* EXERCISE REQUIREMENTS *
Return the listing below in full, with every line exactly as it is.

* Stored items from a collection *
╭──

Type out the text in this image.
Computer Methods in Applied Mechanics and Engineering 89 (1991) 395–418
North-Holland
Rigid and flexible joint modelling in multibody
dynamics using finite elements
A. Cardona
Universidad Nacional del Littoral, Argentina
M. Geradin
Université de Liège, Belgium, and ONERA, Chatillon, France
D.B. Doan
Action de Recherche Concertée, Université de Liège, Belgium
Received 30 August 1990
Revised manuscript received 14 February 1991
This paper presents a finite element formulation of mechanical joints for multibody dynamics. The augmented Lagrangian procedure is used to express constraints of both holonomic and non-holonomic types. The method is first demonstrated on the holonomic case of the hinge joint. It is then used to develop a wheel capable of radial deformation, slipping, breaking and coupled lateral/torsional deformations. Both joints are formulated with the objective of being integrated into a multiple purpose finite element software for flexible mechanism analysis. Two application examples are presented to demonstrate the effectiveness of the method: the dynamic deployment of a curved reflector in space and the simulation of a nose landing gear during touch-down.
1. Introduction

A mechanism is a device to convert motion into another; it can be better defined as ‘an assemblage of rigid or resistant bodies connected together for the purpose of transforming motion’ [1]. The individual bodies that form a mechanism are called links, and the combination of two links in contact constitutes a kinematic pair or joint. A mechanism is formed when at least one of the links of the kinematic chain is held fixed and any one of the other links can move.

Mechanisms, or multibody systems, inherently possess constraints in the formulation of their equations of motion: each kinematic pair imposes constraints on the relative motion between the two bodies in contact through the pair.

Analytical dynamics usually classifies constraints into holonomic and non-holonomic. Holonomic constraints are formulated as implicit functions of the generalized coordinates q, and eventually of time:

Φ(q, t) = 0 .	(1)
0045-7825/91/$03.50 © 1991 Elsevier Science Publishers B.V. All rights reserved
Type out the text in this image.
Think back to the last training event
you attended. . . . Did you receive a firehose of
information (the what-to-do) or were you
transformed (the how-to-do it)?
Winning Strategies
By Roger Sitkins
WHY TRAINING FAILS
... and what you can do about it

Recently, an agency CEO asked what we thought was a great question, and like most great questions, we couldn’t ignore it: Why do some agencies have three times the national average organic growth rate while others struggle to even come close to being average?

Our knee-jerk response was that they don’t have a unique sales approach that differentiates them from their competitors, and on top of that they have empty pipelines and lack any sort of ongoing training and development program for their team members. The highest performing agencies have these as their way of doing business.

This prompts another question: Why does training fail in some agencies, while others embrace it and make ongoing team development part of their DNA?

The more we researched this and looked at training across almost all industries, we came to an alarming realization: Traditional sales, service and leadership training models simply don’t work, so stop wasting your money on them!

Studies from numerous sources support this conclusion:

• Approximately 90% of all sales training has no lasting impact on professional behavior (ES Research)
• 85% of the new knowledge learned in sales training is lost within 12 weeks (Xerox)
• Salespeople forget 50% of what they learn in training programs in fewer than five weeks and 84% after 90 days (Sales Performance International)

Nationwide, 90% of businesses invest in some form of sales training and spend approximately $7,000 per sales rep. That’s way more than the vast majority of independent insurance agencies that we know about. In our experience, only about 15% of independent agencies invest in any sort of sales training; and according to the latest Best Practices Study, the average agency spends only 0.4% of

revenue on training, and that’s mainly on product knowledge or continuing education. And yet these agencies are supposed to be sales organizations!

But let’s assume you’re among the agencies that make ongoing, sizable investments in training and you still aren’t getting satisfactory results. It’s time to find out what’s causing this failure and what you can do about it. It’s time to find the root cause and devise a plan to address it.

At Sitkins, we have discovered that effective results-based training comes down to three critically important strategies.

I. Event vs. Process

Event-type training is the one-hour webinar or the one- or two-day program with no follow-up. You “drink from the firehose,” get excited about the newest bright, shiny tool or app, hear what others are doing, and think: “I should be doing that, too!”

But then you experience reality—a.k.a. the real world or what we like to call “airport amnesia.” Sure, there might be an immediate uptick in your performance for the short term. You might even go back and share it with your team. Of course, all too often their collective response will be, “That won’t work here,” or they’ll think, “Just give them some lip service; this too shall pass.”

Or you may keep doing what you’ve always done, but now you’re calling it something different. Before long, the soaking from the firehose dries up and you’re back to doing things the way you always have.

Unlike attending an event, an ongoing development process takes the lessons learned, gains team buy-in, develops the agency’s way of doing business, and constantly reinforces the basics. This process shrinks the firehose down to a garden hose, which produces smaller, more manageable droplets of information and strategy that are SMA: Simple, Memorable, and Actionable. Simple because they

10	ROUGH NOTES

╰──

* COMPLETE OUTPUT *
Type out the text in this image.
Computer Methods in Applied Mechanics and Engineering 89 (1991) 395–418
North-Holland
Rigid and flexible joint modelling in multibody
dynamics using finite elements
A. Cardona
Universidad Nacional del Littoral, Argentina
M. Geradin
Université de Liège, Belgium, and ONERA, Chatillon, France
D.B. Doan
Action de Recherche Concertée, Université de Liège, Belgium
Received 30 August 1990
Revised manuscript received 14 February 1991
This paper presents a finite element formulation of mechanical joints for multibody dynamics. The augmented Lagrangian procedure is used to express constraints of both holonomic and non-holonomic types. The method is first demonstrated on the holonomic case of the hinge joint. It is then used to develop a wheel capable of radial deformation, slipping, breaking and coupled lateral/torsional deformations. Both joints are formulated with the objective of being integrated into a multiple purpose finite element software for flexible mechanism analysis. Two application examples are presented to demonstrate the effectiveness of the method: the dynamic deployment of a curved reflector in space and the simulation of a nose landing gear during touch-down.
1. Introduction

A mechanism is a device to convert motion into another; it can be better defined as ‘an assemblage of rigid or resistant bodies connected together for the purpose of transforming motion’ [1]. The individual bodies that form a mechanism are called links, and the combination of two links in contact constitutes a kinematic pair or joint. A mechanism is formed when at least one of the links of the kinematic chain is held fixed and any one of the other links can move.

Mechanisms, or multibody systems, inherently possess constraints in the formulation of their equations of motion: each kinematic pair imposes constraints on the relative motion between the two bodies in contact through the pair.

Analytical dynamics usually classifies constraints into holonomic and non-holonomic. Holonomic constraints are formulated as implicit functions of the generalized coordinates q, and eventually of time:

Φ(q, t) = 0 .	(1)
0045-7825/91/$03.50 © 1991 Elsevier Science Publishers B.V. All rights reserved
Type out the text in this image.
Think back to the last training event
you attended. . . . Did you receive a firehose of
information (the what-to-do) or were you
transformed (the how-to-do it)?
Winning Strategies
By Roger Sitkins
WHY TRAINING FAILS
... and what you can do about it

Recently, an agency CEO asked what we thought was a great question, and like most great questions, we couldn’t ignore it: Why do some agencies have three times the national average organic growth rate while others struggle to even come close to being average?

Our knee-jerk response was that they don’t have a unique sales approach that differentiates them from their competitors, and on top of that they have empty pipelines and lack any sort of ongoing training and development program for their team members. The highest performing agencies have these as their way of doing business.

This prompts another question: Why does training fail in some agencies, while others embrace it and make ongoing team development part of their DNA?

The more we researched this and looked at training across almost all industries, we came to an alarming realization: Traditional sales, service and leadership training models simply don’t work, so stop wasting your money on them!

Studies from numerous sources support this conclusion:

• Approximately 90% of all sales training has no lasting impact on professional behavior (ES Research)
• 85% of the new knowledge learned in sales training is lost within 12 weeks (Xerox)
• Salespeople forget 50% of what they learn in training programs in fewer than five weeks and 84% after 90 days (Sales Performance International)

Nationwide, 90% of businesses invest in some form of sales training and spend approximately $7,000 per sales rep. That’s way more than the vast majority of independent insurance agencies that we know about. In our experience, only about 15% of independent agencies invest in any sort of sales training; and according to the latest Best Practices Study, the average agency spends only 0.4% of

revenue on training, and that’s mainly on product knowledge or continuing education. And yet these agencies are supposed to be sales organizations!

But let’s assume you’re among the agencies that make ongoing, sizable investments in training and you still aren’t getting satisfactory results. It’s time to find out what’s causing this failure and what you can do about it. It’s time to find the root cause and devise a plan to address it.

At Sitkins, we have discovered that effective results-based training comes down to three critically important strategies.

I. Event vs. Process

Event-type training is the one-hour webinar or the one- or two-day program with no follow-up. You “drink from the firehose,” get excited about the newest bright, shiny tool or app, hear what others are doing, and think: “I should be doing that, too!”

But then you experience reality—a.k.a. the real world or what we like to call “airport amnesia.” Sure, there might be an immediate uptick in your performance for the short term. You might even go back and share it with your team. Of course, all too often their collective response will be, “That won’t work here,” or they’ll think, “Just give them some lip service; this too shall pass.”

Or you may keep doing what you’ve always done, but now you’re calling it something different. Before long, the soaking from the firehose dries up and you’re back to doing things the way you always have.

Unlike attending an event, an ongoing development process takes the lessons learned, gains team buy-in, develops the agency’s way of doing business, and constantly reinforces the basics. This process shrinks the firehose down to a garden hose, which produces smaller, more manageable droplets of information and strategy that are SMA: Simple, Memorable, and Actionable. Simple because they

10	ROUGH NOTES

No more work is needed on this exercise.